▶ **EXERCISE OBJECTIVE**
Copy each line where the word "title" occurs.
## Begin MATERIAL PROVIDED
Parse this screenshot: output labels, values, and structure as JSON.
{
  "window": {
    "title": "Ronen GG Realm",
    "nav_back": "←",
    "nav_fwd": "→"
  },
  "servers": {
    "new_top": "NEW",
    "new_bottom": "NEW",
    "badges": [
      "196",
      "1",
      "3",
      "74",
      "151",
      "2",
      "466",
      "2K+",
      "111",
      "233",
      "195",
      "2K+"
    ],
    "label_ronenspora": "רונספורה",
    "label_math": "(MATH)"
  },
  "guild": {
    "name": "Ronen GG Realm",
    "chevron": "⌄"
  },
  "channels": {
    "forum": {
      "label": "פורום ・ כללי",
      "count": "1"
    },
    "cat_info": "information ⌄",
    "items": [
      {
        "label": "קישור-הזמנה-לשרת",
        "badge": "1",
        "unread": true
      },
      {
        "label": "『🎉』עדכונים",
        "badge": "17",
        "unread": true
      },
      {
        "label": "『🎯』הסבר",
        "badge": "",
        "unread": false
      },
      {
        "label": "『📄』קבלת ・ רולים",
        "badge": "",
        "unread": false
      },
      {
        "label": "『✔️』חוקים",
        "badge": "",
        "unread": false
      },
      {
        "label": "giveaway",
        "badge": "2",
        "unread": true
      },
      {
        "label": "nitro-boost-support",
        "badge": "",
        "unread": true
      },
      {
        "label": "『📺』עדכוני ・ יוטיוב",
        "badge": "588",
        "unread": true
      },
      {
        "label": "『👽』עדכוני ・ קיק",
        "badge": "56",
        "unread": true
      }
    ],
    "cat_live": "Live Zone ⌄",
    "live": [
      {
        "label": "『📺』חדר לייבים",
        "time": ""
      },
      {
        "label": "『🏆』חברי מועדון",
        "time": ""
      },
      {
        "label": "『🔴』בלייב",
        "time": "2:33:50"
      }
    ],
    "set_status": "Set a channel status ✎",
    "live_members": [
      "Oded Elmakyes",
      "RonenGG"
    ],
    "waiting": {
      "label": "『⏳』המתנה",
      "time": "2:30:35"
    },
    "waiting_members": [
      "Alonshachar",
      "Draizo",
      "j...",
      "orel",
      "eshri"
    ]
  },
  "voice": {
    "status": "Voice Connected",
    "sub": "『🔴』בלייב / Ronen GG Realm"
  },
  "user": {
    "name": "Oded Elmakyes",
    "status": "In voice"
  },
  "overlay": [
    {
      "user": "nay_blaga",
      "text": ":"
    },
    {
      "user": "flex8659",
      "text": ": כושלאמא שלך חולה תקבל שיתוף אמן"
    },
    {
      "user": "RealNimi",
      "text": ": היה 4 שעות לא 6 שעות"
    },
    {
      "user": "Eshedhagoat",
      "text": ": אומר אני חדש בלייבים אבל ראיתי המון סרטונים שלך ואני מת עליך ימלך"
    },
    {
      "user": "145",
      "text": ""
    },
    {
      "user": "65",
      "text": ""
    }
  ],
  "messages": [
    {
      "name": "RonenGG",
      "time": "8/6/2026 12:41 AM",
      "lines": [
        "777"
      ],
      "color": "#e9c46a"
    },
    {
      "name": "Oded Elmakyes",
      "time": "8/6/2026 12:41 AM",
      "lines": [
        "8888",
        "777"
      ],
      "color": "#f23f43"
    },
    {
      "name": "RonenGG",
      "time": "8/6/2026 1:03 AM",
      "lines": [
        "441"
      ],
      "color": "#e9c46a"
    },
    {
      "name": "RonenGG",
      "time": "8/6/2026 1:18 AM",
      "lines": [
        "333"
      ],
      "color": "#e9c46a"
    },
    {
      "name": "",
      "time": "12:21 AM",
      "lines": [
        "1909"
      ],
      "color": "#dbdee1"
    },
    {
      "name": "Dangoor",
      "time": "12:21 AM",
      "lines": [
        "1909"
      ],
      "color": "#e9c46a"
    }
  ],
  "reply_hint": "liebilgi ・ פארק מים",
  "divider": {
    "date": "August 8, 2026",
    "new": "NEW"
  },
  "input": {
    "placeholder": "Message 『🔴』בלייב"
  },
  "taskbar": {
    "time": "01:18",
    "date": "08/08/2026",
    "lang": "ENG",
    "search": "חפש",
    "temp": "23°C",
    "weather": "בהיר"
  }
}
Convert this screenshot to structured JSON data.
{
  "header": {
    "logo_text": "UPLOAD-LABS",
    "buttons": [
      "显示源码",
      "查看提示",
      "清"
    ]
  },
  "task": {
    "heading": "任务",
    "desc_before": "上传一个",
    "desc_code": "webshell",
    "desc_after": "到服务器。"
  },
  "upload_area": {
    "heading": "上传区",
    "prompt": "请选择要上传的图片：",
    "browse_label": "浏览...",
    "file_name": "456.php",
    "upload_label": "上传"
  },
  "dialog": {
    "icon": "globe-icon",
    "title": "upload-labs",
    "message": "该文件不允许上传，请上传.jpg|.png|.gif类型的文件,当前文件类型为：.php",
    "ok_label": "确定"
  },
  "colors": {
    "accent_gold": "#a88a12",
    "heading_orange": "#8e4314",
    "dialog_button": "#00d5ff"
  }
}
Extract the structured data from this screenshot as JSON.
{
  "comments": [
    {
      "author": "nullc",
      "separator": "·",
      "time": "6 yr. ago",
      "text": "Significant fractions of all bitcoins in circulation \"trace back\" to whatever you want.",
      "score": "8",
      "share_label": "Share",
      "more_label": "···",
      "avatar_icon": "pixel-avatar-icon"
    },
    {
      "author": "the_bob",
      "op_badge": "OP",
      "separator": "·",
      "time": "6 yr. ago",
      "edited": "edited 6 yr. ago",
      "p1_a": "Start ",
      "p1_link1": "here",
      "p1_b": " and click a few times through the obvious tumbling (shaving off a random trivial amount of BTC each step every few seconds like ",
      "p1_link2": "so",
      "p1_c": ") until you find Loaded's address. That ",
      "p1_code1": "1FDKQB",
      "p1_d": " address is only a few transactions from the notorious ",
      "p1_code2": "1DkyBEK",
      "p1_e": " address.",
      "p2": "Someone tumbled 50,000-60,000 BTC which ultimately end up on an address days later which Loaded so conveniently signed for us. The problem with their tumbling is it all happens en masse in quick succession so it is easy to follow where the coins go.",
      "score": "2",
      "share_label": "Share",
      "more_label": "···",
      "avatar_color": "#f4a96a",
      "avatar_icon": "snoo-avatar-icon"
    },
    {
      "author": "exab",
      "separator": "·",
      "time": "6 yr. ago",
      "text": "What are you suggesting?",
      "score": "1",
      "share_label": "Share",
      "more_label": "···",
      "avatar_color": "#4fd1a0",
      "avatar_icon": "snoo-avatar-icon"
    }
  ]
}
## End MATERIAL PROVIDED
▶ **RESPONSE FOR THIS EXERCISE**
    "title": "Ronen GG Realm",
    "title": "upload-labs",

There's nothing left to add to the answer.